Below are some entries. Copy each line that holds the string "said".

---------- PROVIDED INFORMATION

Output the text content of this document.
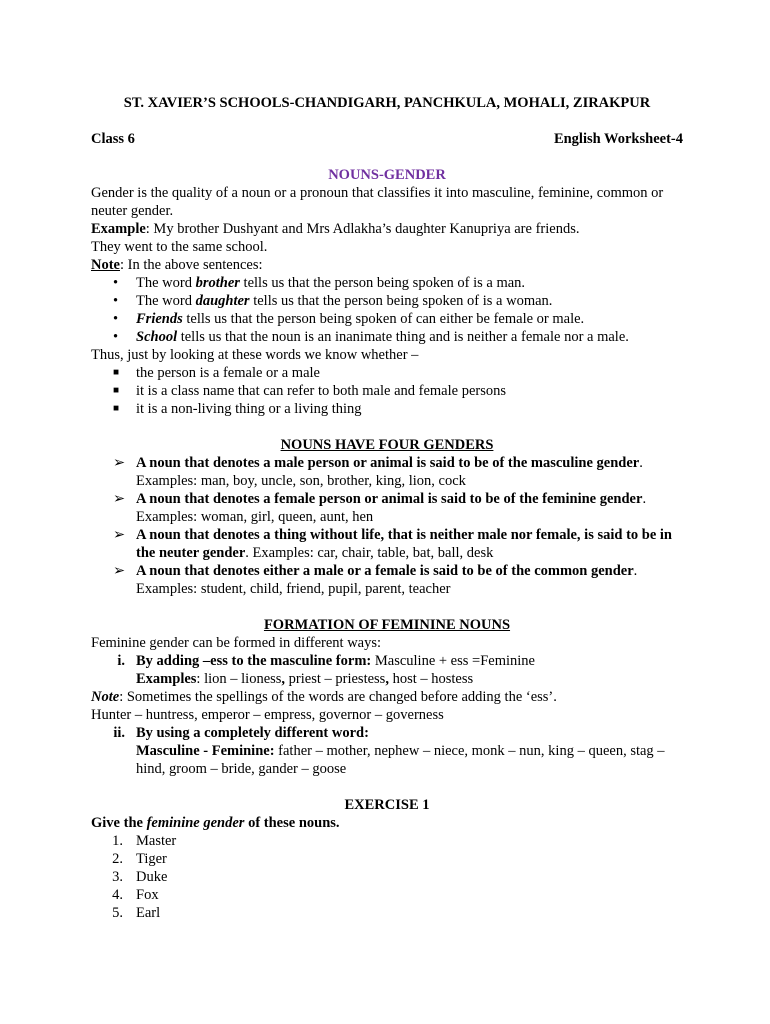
ST. XAVIER’S SCHOOLS-CHANDIGARH, PANCHKULA, MOHALI, ZIRAKPUR

Class 6	English Worksheet-4

NOUNS-GENDER

Gender is the quality of a noun or a pronoun that classifies it into masculine, feminine, common or neuter gender.

Example: My brother Dushyant and Mrs Adlakha’s daughter Kanupriya are friends.

They went to the same school.

Note: In the above sentences:

• The word brother tells us that the person being spoken of is a man.
• The word daughter tells us that the person being spoken of is a woman.
• Friends tells us that the person being spoken of can either be female or male.
• School tells us that the noun is an inanimate thing and is neither a female nor a male.

Thus, just by looking at these words we know whether –

■ the person is a female or a male
■ it is a class name that can refer to both male and female persons
■ it is a non-living thing or a living thing

NOUNS HAVE FOUR GENDERS

➢ A noun that denotes a male person or animal is said to be of the masculine gender.
Examples: man, boy, uncle, son, brother, king, lion, cock
➢ A noun that denotes a female person or animal is said to be of the feminine gender.
Examples: woman, girl, queen, aunt, hen
➢ A noun that denotes a thing without life, that is neither male nor female, is said to be in the neuter gender. Examples: car, chair, table, bat, ball, desk
➢ A noun that denotes either a male or a female is said to be of the common gender.
Examples: student, child, friend, pupil, parent, teacher

FORMATION OF FEMININE NOUNS

Feminine gender can be formed in different ways:

i. By adding –ess to the masculine form: Masculine + ess =Feminine
Examples: lion – lioness, priest – priestess, host – hostess

Note: Sometimes the spellings of the words are changed before adding the ‘ess’.

Hunter – huntress, emperor – empress, governor – governess

ii. By using a completely different word:
Masculine - Feminine: father – mother, nephew – niece, monk – nun, king – queen, stag – hind, groom – bride, gander – goose

EXERCISE 1

Give the feminine gender of these nouns.

1. Master
2. Tiger
3. Duke
4. Fox
5. Earl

--------------------

* RESPONSE TO THIS EXERCISE
➢ A noun that denotes a male person or animal is said to be of the masculine gender.
➢ A noun that denotes a female person or animal is said to be of the feminine gender.
➢ A noun that denotes a thing without life, that is neither male nor female, is said to be in the neuter gender. Examples: car, chair, table, bat, ball, desk
➢ A noun that denotes either a male or a female is said to be of the common gender.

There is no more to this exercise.